— BEGIN Data entries —
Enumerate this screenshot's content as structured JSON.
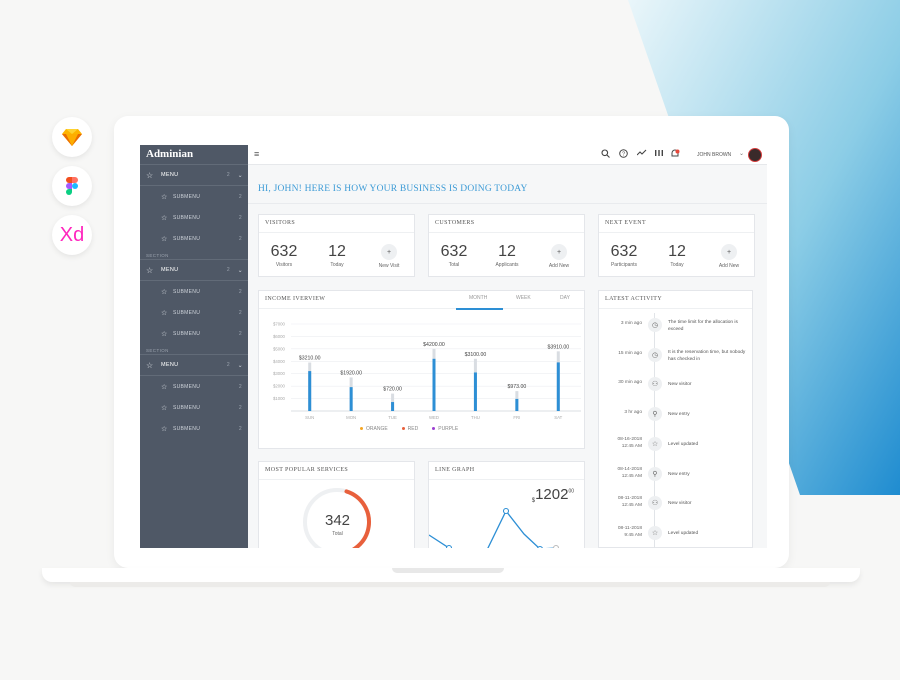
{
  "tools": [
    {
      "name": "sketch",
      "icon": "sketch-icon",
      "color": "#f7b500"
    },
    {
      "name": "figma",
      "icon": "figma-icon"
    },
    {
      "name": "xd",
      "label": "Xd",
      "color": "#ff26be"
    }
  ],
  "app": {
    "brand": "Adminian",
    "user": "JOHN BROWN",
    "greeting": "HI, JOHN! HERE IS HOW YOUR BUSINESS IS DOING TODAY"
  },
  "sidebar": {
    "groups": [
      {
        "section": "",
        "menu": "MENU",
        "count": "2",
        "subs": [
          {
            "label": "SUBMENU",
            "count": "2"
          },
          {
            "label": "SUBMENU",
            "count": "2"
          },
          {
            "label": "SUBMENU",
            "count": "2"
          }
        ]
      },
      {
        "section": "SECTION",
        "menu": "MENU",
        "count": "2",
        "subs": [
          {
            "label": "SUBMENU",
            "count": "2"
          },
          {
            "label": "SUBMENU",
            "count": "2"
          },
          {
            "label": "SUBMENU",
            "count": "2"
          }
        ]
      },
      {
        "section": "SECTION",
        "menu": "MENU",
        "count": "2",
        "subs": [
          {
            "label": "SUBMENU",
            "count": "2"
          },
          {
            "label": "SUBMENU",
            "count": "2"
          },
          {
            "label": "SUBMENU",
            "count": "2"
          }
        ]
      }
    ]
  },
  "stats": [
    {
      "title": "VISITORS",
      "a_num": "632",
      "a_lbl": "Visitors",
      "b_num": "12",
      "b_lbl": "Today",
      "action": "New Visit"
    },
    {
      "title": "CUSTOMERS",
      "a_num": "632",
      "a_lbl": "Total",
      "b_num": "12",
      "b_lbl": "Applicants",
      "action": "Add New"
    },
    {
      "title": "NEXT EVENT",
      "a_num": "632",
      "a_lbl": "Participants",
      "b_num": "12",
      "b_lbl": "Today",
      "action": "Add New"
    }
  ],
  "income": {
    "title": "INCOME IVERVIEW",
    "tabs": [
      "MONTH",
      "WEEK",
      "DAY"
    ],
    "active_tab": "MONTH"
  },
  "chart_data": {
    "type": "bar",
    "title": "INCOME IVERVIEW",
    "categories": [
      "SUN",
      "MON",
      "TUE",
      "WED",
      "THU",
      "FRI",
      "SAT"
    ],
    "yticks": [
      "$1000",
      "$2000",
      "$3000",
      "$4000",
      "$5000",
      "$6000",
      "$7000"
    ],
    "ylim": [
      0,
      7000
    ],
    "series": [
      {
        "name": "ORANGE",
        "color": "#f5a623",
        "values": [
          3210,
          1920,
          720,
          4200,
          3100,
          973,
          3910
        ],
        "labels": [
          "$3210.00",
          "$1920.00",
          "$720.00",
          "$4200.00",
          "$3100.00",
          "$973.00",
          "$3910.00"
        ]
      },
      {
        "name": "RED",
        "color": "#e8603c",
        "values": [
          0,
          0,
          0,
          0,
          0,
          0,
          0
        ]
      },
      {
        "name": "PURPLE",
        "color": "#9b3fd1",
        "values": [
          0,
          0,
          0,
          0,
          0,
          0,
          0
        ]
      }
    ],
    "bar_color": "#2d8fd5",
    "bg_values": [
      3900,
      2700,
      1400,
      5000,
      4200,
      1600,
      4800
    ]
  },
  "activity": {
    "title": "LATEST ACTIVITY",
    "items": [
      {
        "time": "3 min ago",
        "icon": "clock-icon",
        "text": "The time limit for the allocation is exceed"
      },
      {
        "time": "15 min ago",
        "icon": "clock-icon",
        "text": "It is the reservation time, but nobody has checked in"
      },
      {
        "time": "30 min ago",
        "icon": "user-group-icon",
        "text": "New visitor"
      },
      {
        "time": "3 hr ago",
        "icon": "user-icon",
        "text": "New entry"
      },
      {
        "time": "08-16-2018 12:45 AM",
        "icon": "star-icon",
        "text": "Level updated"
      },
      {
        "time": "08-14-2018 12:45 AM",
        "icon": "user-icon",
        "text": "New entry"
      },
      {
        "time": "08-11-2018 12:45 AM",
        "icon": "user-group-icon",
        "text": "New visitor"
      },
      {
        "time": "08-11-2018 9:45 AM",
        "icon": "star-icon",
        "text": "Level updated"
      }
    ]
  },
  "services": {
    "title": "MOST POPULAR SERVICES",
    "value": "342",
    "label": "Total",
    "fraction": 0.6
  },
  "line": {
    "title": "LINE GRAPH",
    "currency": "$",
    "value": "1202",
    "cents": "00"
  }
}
— END Data entries —
— BEGIN Data entries —
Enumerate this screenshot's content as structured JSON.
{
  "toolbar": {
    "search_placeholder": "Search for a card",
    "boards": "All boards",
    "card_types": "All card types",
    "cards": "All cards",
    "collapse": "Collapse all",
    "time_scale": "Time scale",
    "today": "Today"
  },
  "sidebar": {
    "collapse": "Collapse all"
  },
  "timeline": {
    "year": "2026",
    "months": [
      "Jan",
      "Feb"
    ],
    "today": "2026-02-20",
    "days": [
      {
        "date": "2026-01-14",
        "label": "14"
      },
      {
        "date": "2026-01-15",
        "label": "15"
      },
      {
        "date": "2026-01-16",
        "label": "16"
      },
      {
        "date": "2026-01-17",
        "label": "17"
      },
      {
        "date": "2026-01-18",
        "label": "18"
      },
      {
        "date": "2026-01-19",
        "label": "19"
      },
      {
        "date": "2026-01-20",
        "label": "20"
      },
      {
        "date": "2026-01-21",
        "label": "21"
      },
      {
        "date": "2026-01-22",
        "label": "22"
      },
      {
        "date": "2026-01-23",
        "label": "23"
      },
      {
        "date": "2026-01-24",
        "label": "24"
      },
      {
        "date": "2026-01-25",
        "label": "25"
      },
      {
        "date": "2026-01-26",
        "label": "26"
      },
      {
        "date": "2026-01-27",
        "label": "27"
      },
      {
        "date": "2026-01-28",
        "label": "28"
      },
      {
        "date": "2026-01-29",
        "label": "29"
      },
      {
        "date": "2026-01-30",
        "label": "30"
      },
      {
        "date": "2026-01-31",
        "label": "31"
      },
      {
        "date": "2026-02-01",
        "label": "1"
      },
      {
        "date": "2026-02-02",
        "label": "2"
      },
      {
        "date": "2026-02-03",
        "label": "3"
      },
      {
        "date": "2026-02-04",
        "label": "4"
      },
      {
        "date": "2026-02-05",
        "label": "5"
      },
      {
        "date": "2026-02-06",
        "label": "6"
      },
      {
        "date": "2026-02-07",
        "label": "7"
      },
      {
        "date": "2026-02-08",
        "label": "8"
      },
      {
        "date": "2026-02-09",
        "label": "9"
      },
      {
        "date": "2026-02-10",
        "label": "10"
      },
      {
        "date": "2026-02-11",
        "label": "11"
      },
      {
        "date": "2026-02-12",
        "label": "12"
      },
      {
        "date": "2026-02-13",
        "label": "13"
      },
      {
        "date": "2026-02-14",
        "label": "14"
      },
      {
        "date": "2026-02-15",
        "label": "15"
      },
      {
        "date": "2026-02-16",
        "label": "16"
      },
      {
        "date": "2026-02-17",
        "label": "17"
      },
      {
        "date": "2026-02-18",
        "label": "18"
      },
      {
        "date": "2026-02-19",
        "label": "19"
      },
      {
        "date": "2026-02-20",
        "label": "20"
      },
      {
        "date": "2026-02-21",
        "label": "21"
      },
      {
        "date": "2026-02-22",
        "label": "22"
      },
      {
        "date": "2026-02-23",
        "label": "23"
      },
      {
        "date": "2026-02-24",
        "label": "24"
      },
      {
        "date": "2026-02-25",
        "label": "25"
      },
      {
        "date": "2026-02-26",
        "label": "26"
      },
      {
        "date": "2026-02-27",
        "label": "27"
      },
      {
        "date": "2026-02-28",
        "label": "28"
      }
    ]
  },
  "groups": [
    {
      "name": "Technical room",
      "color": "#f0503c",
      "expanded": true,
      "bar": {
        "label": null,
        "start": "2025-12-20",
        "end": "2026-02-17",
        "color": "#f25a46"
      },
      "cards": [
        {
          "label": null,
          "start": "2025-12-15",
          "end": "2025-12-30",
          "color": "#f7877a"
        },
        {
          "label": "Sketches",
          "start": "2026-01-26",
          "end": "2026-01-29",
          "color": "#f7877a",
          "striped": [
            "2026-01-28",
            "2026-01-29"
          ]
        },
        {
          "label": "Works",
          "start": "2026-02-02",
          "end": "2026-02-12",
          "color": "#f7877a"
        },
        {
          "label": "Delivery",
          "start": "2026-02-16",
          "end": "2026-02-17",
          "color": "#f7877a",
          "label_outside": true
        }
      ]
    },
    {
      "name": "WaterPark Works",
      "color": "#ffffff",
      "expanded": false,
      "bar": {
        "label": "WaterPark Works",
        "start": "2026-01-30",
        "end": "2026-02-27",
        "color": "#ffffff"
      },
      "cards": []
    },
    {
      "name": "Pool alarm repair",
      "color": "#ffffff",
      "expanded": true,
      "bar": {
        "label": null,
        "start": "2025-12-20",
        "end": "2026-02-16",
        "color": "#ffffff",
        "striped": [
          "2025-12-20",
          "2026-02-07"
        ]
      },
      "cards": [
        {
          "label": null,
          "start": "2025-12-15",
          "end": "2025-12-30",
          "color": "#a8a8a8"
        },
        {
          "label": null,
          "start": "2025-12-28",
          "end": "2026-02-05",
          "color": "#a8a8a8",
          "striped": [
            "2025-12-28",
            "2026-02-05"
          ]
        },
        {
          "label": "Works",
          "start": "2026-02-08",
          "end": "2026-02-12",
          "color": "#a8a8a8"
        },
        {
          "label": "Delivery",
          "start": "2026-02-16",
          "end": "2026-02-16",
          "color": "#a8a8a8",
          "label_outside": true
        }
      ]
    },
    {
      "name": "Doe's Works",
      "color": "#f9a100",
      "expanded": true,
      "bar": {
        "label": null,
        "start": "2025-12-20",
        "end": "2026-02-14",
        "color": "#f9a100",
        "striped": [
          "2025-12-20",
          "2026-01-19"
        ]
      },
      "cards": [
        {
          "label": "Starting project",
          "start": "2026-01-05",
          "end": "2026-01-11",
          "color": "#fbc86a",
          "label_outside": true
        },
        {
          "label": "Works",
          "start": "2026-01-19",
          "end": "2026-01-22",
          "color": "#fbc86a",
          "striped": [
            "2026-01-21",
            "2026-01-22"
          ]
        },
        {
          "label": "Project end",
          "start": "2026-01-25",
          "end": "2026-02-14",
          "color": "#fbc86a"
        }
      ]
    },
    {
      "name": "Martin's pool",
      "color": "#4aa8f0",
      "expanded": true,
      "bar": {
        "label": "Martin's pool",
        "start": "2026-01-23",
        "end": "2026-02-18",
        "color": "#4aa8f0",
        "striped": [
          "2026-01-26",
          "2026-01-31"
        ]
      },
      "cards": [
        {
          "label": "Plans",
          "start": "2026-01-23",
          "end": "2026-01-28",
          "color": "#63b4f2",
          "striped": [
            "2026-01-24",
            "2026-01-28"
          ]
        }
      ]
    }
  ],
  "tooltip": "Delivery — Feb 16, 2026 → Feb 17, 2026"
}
— END Data entries —
— BEGIN Data entries —
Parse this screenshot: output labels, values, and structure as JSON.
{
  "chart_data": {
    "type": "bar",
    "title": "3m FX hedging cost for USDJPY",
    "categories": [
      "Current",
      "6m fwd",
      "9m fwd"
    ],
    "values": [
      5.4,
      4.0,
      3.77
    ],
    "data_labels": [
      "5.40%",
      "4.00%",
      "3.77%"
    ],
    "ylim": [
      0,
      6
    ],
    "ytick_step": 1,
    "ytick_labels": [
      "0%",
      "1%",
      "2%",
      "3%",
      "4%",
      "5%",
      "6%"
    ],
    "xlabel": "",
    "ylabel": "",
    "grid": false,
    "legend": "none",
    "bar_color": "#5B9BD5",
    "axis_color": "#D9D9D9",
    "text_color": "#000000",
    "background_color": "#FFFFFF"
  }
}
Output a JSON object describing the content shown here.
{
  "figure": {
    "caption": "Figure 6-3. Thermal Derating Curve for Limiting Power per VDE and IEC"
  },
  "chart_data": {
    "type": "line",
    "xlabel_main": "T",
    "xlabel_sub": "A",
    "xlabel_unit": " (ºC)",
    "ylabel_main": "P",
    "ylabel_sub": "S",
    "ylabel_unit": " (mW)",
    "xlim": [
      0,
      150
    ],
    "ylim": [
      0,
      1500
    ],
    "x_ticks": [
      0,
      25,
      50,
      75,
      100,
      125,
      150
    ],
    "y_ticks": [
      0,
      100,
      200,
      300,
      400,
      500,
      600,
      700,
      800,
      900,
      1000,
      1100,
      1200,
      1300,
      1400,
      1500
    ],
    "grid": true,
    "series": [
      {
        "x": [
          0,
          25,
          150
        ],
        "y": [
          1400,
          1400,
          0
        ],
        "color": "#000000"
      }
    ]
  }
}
— END Data entries —
Instructions for the task >> Find every line in the records that contains the word "Collapse"; copy those lines.

Complete response >>
    "collapse": "Collapse all",
    "collapse": "Collapse all"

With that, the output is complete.